▸ **EXERCISE**:
Every line below that holds the string "this" should be copied out.

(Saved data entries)
* START *
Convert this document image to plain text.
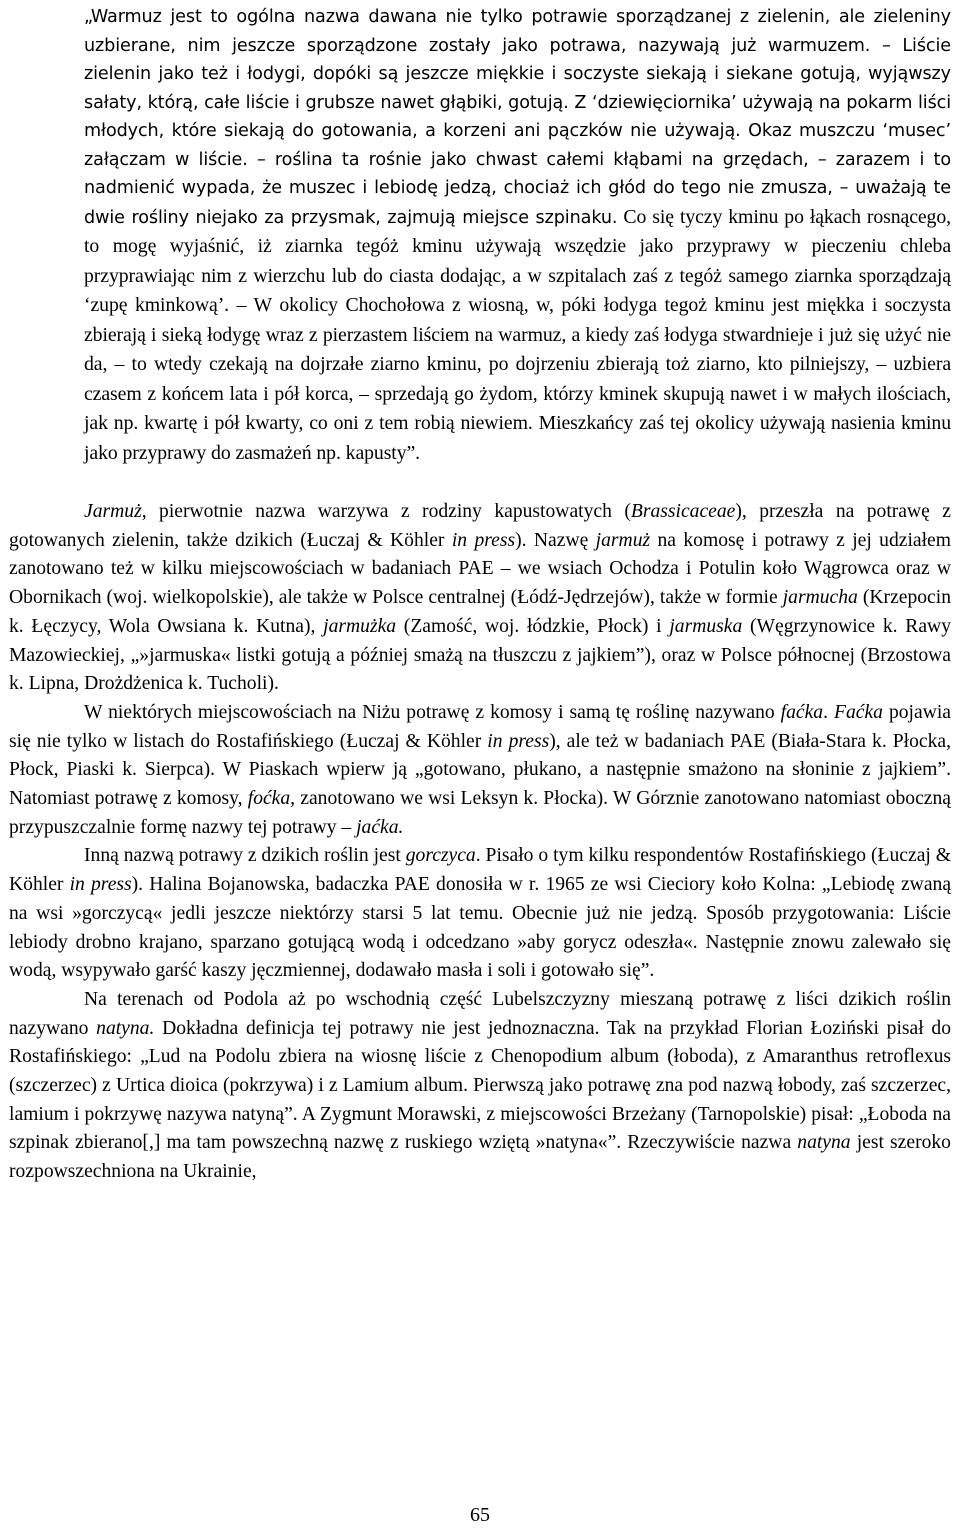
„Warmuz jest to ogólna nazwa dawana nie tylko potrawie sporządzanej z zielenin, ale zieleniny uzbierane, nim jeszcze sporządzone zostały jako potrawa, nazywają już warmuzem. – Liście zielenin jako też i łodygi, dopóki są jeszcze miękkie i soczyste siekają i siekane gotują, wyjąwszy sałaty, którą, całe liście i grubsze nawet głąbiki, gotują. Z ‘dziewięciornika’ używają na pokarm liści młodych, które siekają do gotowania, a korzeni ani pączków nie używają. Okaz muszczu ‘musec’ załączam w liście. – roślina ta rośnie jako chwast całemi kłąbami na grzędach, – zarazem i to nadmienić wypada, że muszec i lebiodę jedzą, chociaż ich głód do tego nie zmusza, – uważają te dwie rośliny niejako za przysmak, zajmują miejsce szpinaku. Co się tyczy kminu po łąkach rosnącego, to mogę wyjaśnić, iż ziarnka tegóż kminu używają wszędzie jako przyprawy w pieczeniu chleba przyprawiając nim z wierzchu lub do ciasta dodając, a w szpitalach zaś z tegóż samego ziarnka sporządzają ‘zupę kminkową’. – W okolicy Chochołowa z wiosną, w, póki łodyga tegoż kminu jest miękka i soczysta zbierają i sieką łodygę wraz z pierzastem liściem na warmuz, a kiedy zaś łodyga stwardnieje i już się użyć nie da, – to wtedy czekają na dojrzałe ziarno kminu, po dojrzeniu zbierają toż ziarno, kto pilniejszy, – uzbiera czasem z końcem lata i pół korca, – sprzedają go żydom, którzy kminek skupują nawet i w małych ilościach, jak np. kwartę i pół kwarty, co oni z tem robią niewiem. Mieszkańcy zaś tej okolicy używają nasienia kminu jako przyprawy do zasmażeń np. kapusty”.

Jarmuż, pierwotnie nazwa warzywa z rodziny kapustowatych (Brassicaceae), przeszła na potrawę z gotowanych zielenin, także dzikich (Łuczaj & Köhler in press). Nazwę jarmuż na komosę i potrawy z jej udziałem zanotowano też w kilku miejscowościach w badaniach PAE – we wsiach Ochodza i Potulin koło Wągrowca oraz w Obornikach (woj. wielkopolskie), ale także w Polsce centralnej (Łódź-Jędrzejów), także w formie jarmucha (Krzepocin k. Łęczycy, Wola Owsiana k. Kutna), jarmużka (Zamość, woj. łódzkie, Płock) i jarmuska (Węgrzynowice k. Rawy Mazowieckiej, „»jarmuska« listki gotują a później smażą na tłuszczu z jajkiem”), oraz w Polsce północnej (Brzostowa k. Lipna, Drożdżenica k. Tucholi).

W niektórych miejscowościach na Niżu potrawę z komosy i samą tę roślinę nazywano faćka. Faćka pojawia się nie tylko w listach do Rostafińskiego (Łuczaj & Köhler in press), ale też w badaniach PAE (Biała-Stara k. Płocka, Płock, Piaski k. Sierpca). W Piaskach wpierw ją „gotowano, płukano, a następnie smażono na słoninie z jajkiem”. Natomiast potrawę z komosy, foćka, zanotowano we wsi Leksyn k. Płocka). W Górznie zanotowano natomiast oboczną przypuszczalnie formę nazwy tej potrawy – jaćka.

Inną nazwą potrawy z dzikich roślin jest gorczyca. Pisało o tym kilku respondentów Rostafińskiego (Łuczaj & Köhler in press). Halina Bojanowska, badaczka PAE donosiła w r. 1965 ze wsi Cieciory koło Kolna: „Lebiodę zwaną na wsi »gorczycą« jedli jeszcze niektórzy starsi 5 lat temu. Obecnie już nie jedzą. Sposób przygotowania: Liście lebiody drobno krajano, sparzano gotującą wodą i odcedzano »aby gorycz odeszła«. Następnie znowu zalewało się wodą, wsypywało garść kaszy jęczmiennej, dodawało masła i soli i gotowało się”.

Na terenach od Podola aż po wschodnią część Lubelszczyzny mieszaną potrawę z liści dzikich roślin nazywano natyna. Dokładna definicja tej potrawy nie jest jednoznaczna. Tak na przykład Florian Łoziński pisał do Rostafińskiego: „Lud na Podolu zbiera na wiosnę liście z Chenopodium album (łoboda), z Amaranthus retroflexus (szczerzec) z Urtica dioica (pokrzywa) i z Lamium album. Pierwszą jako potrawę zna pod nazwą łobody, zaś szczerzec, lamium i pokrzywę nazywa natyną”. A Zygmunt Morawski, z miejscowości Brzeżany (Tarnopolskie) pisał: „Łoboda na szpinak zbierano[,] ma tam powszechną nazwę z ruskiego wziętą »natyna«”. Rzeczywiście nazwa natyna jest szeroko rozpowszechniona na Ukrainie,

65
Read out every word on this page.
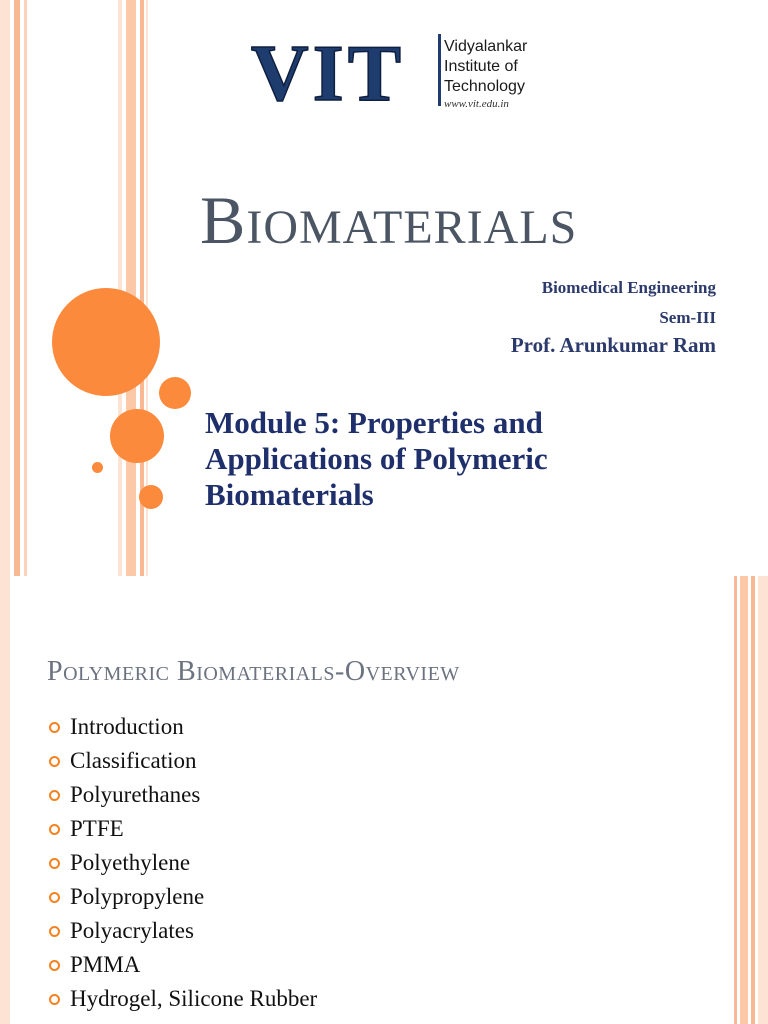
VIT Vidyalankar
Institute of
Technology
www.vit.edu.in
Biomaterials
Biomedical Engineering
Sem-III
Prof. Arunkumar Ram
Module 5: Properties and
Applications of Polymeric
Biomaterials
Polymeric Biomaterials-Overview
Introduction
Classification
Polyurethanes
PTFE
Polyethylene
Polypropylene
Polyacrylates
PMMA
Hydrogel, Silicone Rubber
* END *
▸ **ANSWER TO THE PROBLEM**:
Convert this document image to plain text.
Read out every word on this page.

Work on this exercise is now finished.